**Excerpt from a dataset**
════════════════

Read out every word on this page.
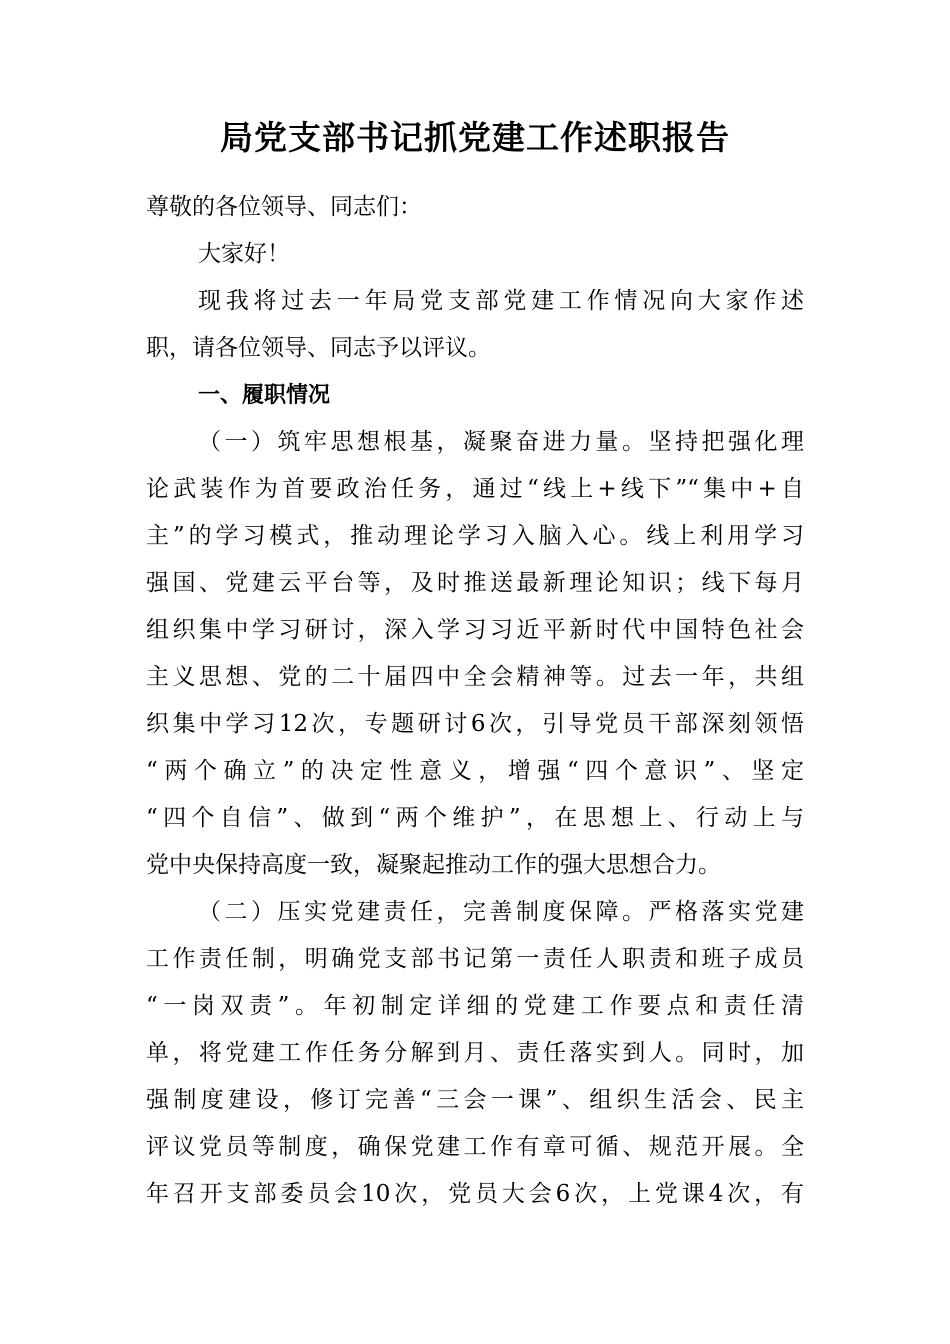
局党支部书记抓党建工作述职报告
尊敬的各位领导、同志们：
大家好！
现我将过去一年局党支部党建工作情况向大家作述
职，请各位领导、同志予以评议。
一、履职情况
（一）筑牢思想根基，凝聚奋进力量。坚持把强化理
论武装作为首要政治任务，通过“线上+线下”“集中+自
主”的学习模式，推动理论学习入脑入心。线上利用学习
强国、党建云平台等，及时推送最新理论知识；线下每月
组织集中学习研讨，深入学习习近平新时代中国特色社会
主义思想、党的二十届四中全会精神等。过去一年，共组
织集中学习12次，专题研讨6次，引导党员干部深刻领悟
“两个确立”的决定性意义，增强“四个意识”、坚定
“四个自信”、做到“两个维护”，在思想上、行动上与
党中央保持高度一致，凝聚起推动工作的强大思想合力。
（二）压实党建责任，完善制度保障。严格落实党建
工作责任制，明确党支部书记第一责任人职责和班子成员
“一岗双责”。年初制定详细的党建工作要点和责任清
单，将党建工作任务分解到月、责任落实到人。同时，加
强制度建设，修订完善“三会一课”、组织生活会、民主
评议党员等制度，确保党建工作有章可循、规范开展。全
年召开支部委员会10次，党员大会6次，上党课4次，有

════════════════

**What you need to do**
Skip the images and write out the rest of the listing exactly.

**The solution**
Read out every word on this page.
局党支部书记抓党建工作述职报告
尊敬的各位领导、同志们：
大家好！
现我将过去一年局党支部党建工作情况向大家作述
职，请各位领导、同志予以评议。
一、履职情况
（一）筑牢思想根基，凝聚奋进力量。坚持把强化理
论武装作为首要政治任务，通过“线上+线下”“集中+自
主”的学习模式，推动理论学习入脑入心。线上利用学习
强国、党建云平台等，及时推送最新理论知识；线下每月
组织集中学习研讨，深入学习习近平新时代中国特色社会
主义思想、党的二十届四中全会精神等。过去一年，共组
织集中学习12次，专题研讨6次，引导党员干部深刻领悟
“两个确立”的决定性意义，增强“四个意识”、坚定
“四个自信”、做到“两个维护”，在思想上、行动上与
党中央保持高度一致，凝聚起推动工作的强大思想合力。
（二）压实党建责任，完善制度保障。严格落实党建
工作责任制，明确党支部书记第一责任人职责和班子成员
“一岗双责”。年初制定详细的党建工作要点和责任清
单，将党建工作任务分解到月、责任落实到人。同时，加
强制度建设，修订完善“三会一课”、组织生活会、民主
评议党员等制度，确保党建工作有章可循、规范开展。全
年召开支部委员会10次，党员大会6次，上党课4次，有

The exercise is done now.